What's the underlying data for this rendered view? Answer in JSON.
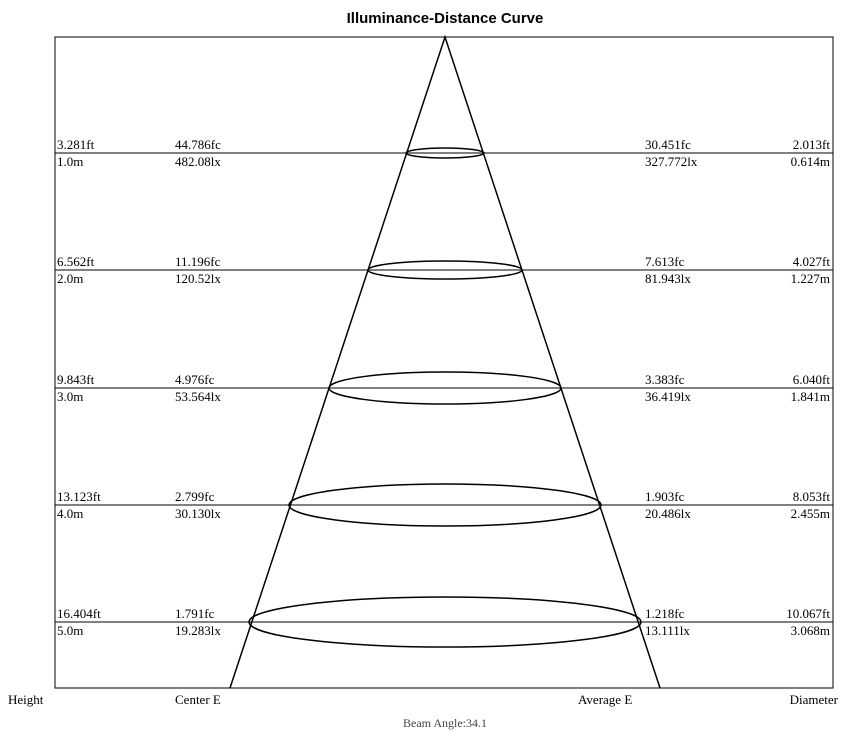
{
  "title": "Illuminance-Distance Curve",
  "rows": [
    {
      "height_ft": "3.281ft",
      "height_m": "1.0m",
      "center_fc": "44.786fc",
      "center_lx": "482.08lx",
      "average_fc": "30.451fc",
      "average_lx": "327.772lx",
      "diameter_ft": "2.013ft",
      "diameter_m": "0.614m"
    },
    {
      "height_ft": "6.562ft",
      "height_m": "2.0m",
      "center_fc": "11.196fc",
      "center_lx": "120.52lx",
      "average_fc": "7.613fc",
      "average_lx": "81.943lx",
      "diameter_ft": "4.027ft",
      "diameter_m": "1.227m"
    },
    {
      "height_ft": "9.843ft",
      "height_m": "3.0m",
      "center_fc": "4.976fc",
      "center_lx": "53.564lx",
      "average_fc": "3.383fc",
      "average_lx": "36.419lx",
      "diameter_ft": "6.040ft",
      "diameter_m": "1.841m"
    },
    {
      "height_ft": "13.123ft",
      "height_m": "4.0m",
      "center_fc": "2.799fc",
      "center_lx": "30.130lx",
      "average_fc": "1.903fc",
      "average_lx": "20.486lx",
      "diameter_ft": "8.053ft",
      "diameter_m": "2.455m"
    },
    {
      "height_ft": "16.404ft",
      "height_m": "5.0m",
      "center_fc": "1.791fc",
      "center_lx": "19.283lx",
      "average_fc": "1.218fc",
      "average_lx": "13.111lx",
      "diameter_ft": "10.067ft",
      "diameter_m": "3.068m"
    }
  ],
  "footer_labels": {
    "height": "Height",
    "center": "Center E",
    "average": "Average E",
    "diameter": "Diameter"
  },
  "beam_angle": "Beam Angle:34.1"
}
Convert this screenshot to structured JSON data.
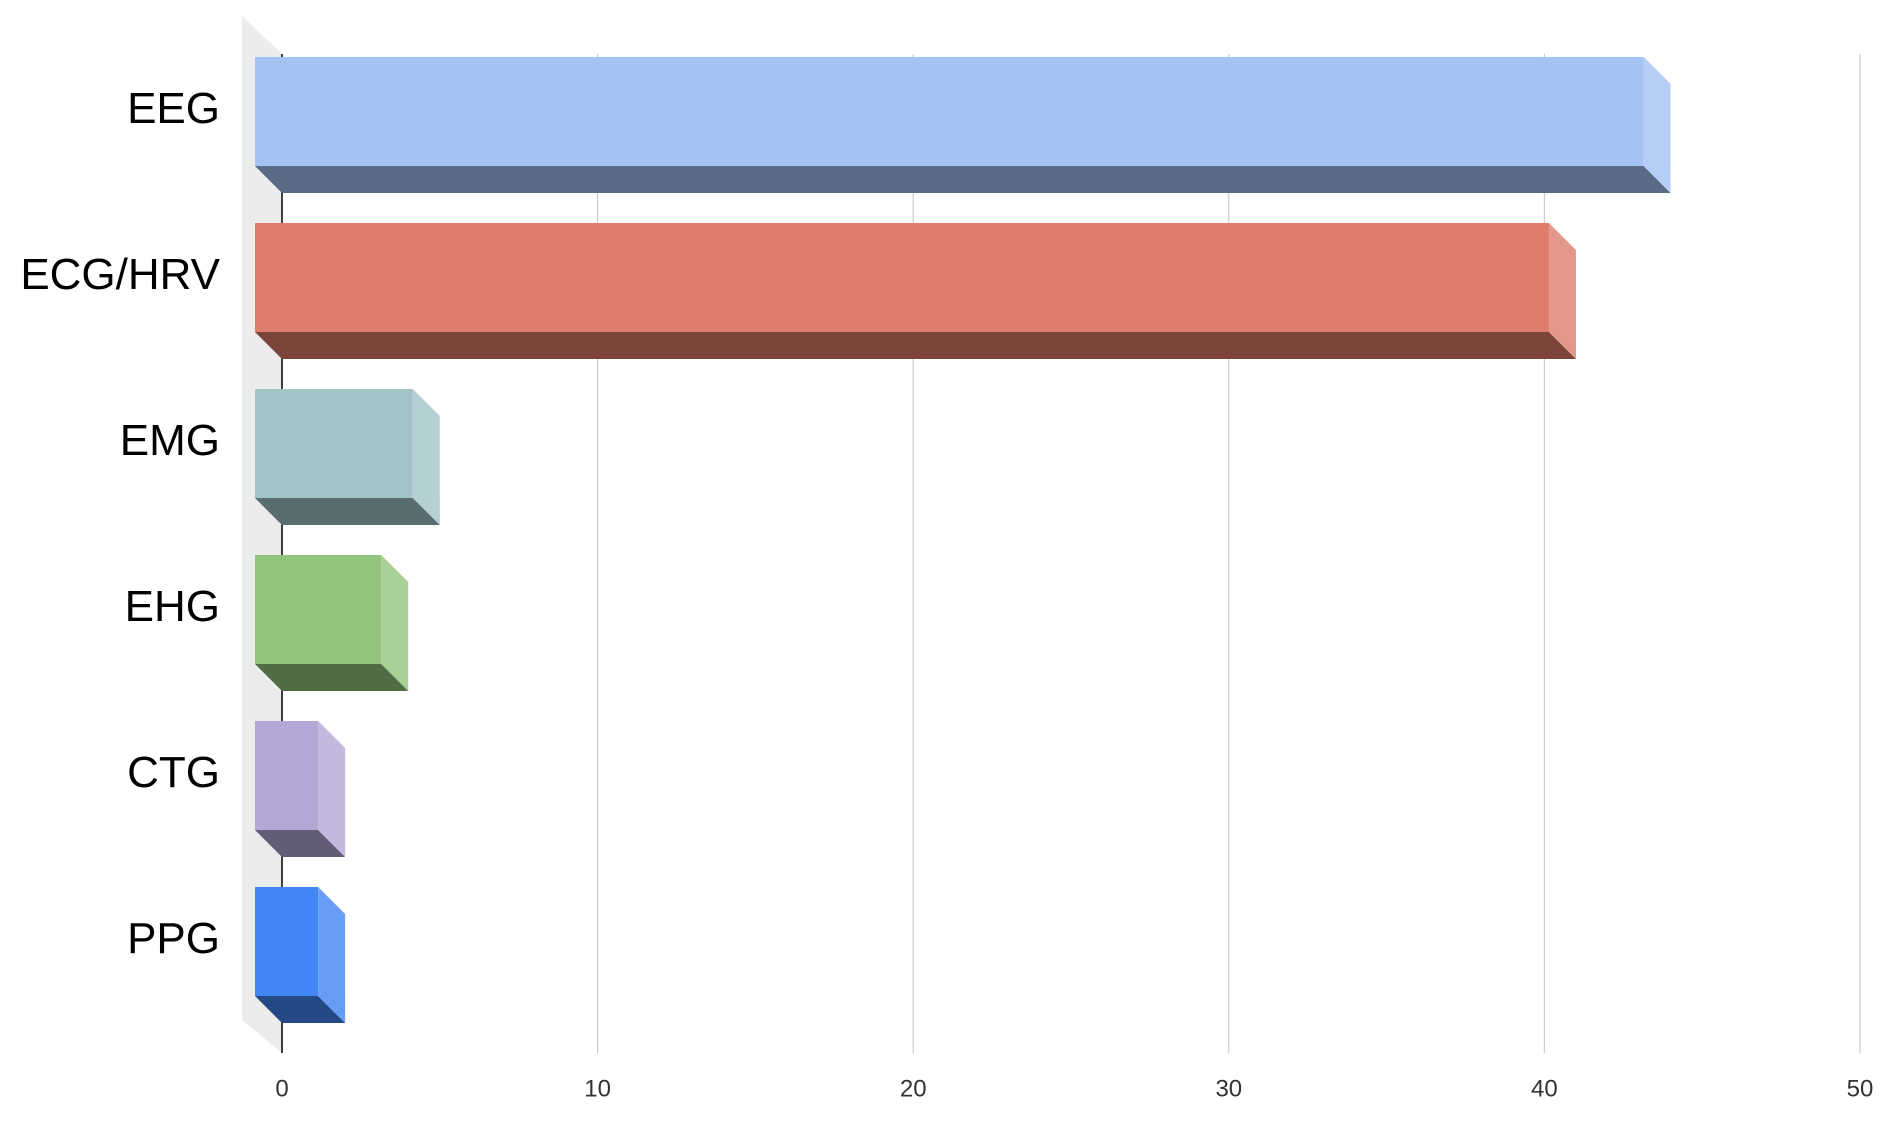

+-------+

Copy the listing over exactly, skipping the pictures it holds.

What's the underlying data for this rendered view? Answer in JSON.
{
  "title": "Illuminance-Distance Curve",
  "rows": [
    {
      "height_ft": "3.281ft",
      "height_m": "1.0m",
      "center_fc": "44.786fc",
      "center_lx": "482.08lx",
      "average_fc": "30.451fc",
      "average_lx": "327.772lx",
      "diameter_ft": "2.013ft",
      "diameter_m": "0.614m"
    },
    {
      "height_ft": "6.562ft",
      "height_m": "2.0m",
      "center_fc": "11.196fc",
      "center_lx": "120.52lx",
      "average_fc": "7.613fc",
      "average_lx": "81.943lx",
      "diameter_ft": "4.027ft",
      "diameter_m": "1.227m"
    },
    {
      "height_ft": "9.843ft",
      "height_m": "3.0m",
      "center_fc": "4.976fc",
      "center_lx": "53.564lx",
      "average_fc": "3.383fc",
      "average_lx": "36.419lx",
      "diameter_ft": "6.040ft",
      "diameter_m": "1.841m"
    },
    {
      "height_ft": "13.123ft",
      "height_m": "4.0m",
      "center_fc": "2.799fc",
      "center_lx": "30.130lx",
      "average_fc": "1.903fc",
      "average_lx": "20.486lx",
      "diameter_ft": "8.053ft",
      "diameter_m": "2.455m"
    },
    {
      "height_ft": "16.404ft",
      "height_m": "5.0m",
      "center_fc": "1.791fc",
      "center_lx": "19.283lx",
      "average_fc": "1.218fc",
      "average_lx": "13.111lx",
      "diameter_ft": "10.067ft",
      "diameter_m": "3.068m"
    }
  ],
  "footer_labels": {
    "height": "Height",
    "center": "Center E",
    "average": "Average E",
    "diameter": "Diameter"
  },
  "beam_angle": "Beam Angle:34.1"
}
Convert this screenshot to structured JSON data.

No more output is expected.